▶ **Records from a data source**
* BEGIN *
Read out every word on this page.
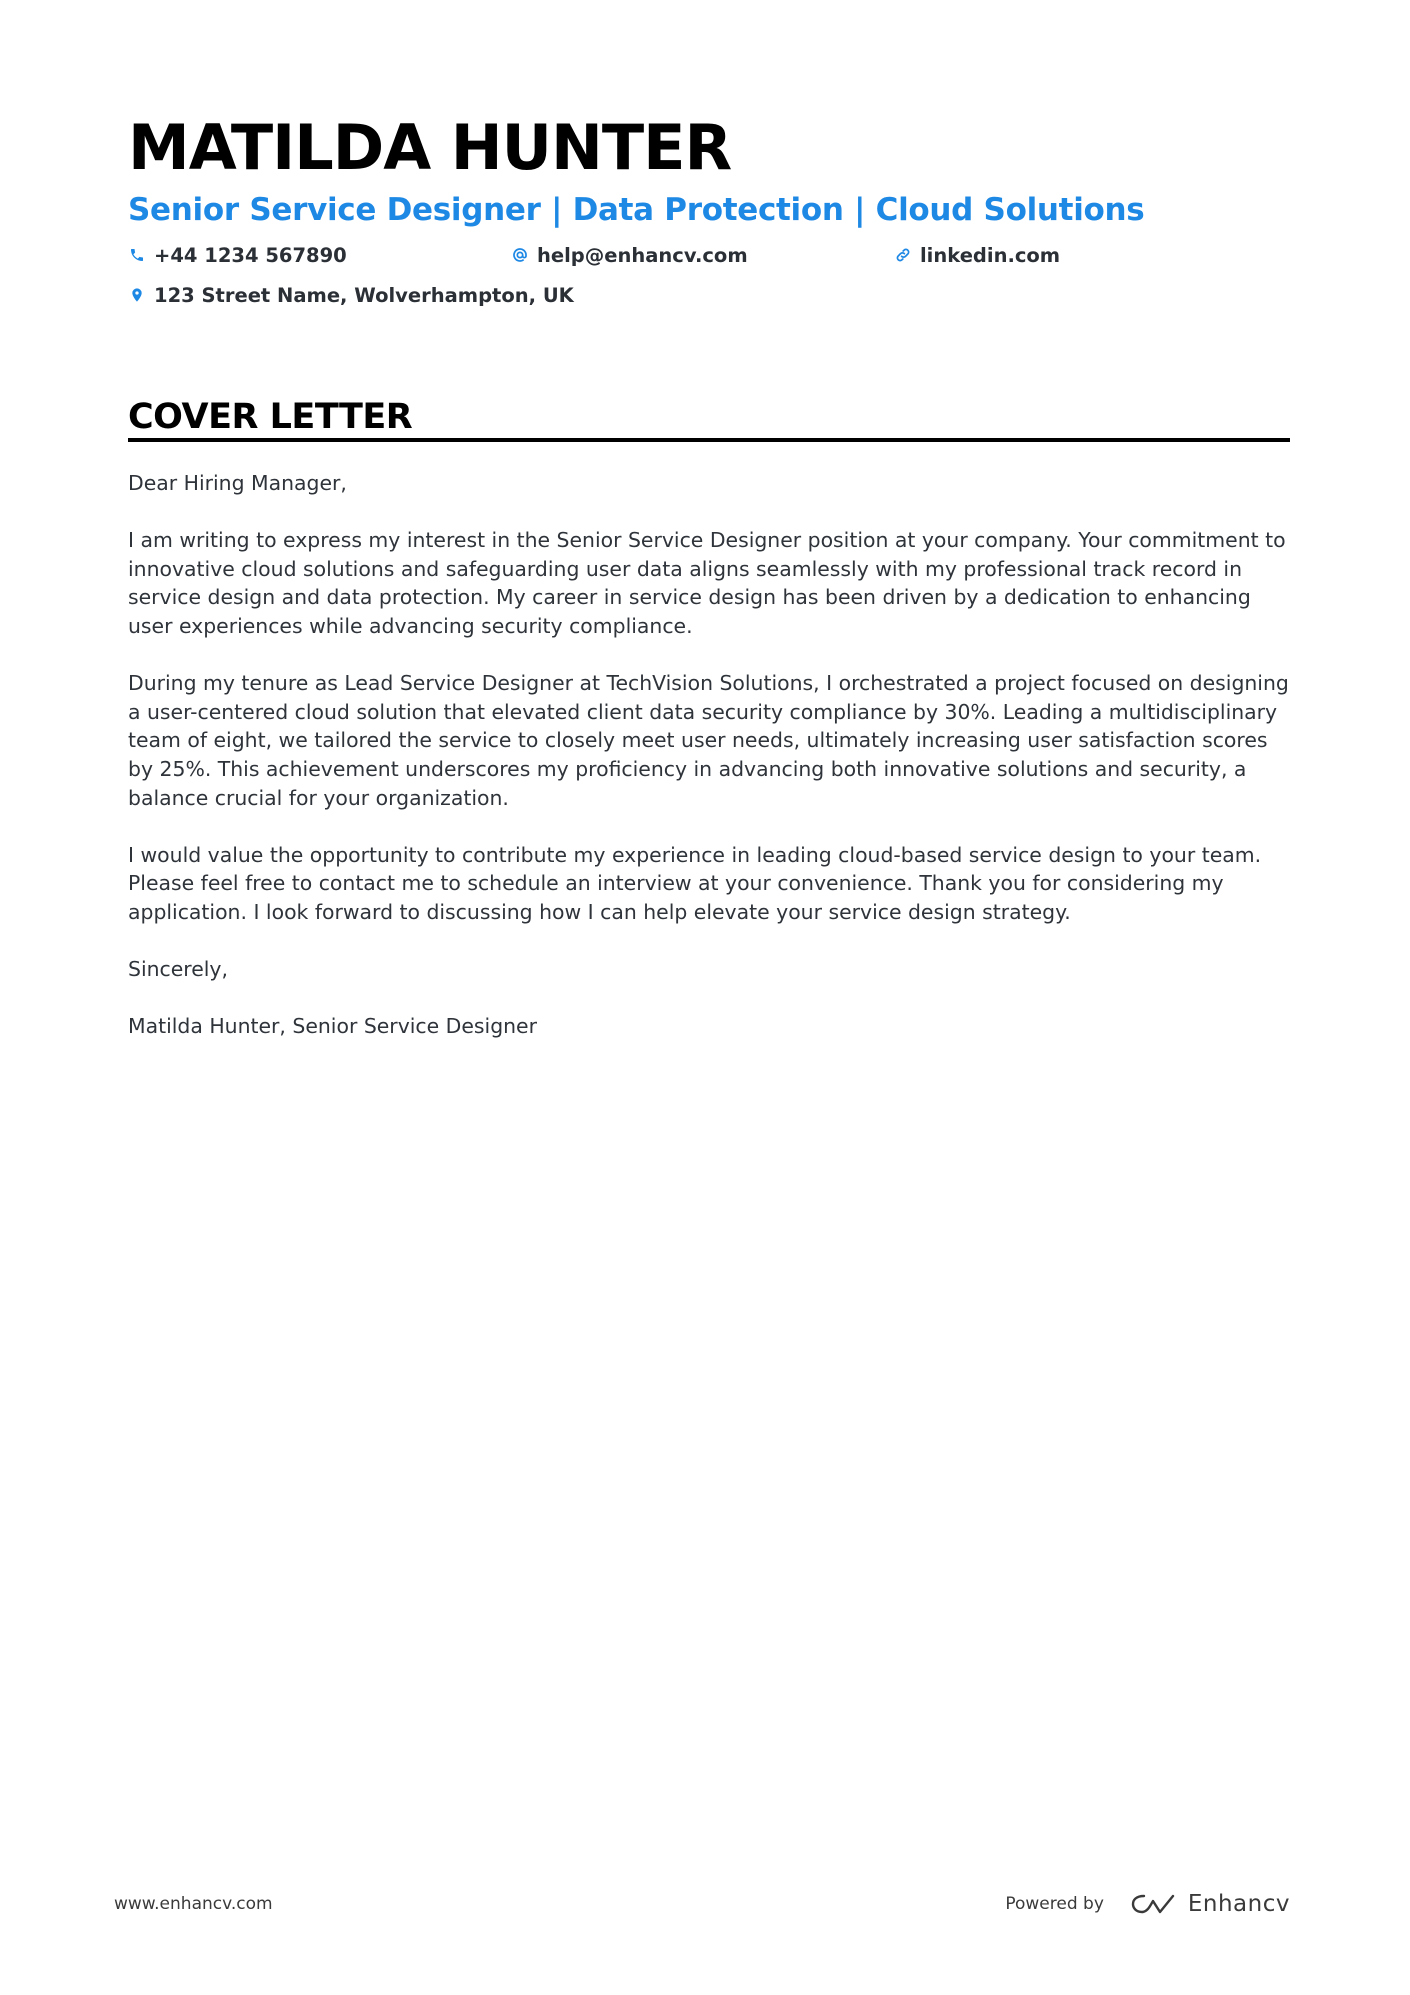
MATILDA HUNTER
Senior Service Designer | Data Protection | Cloud Solutions
+44 1234 567890	help@enhancv.com	linkedin.com
123 Street Name, Wolverhampton, UK
COVER LETTER

Dear Hiring Manager,

I am writing to express my interest in the Senior Service Designer position at your company. Your commitment to innovative cloud solutions and safeguarding user data aligns seamlessly with my professional track record in service design and data protection. My career in service design has been driven by a dedication to enhancing user experiences while advancing security compliance.

During my tenure as Lead Service Designer at TechVision Solutions, I orchestrated a project focused on designing a user-centered cloud solution that elevated client data security compliance by 30%. Leading a multidisciplinary team of eight, we tailored the service to closely meet user needs, ultimately increasing user satisfaction scores by 25%. This achievement underscores my proficiency in advancing both innovative solutions and security, a balance crucial for your organization.

I would value the opportunity to contribute my experience in leading cloud-based service design to your team. Please feel free to contact me to schedule an interview at your convenience. Thank you for considering my application. I look forward to discussing how I can help elevate your service design strategy.

Sincerely,

Matilda Hunter, Senior Service Designer

www.enhancv.com	Powered by	Enhancv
* END *
▶ **WHAT IS NEEDED**
The records above must be printed exactly; the pictures stay out.

▶ **ANSWER TO THIS PROBLEM**
Read out every word on this page.
MATILDA HUNTER
Senior Service Designer | Data Protection | Cloud Solutions
+44 1234 567890	help@enhancv.com	linkedin.com
123 Street Name, Wolverhampton, UK
COVER LETTER

Dear Hiring Manager,

I am writing to express my interest in the Senior Service Designer position at your company. Your commitment to innovative cloud solutions and safeguarding user data aligns seamlessly with my professional track record in service design and data protection. My career in service design has been driven by a dedication to enhancing user experiences while advancing security compliance.

During my tenure as Lead Service Designer at TechVision Solutions, I orchestrated a project focused on designing a user-centered cloud solution that elevated client data security compliance by 30%. Leading a multidisciplinary team of eight, we tailored the service to closely meet user needs, ultimately increasing user satisfaction scores by 25%. This achievement underscores my proficiency in advancing both innovative solutions and security, a balance crucial for your organization.

I would value the opportunity to contribute my experience in leading cloud-based service design to your team. Please feel free to contact me to schedule an interview at your convenience. Thank you for considering my application. I look forward to discussing how I can help elevate your service design strategy.

Sincerely,

Matilda Hunter, Senior Service Designer

www.enhancv.com	Powered by	Enhancv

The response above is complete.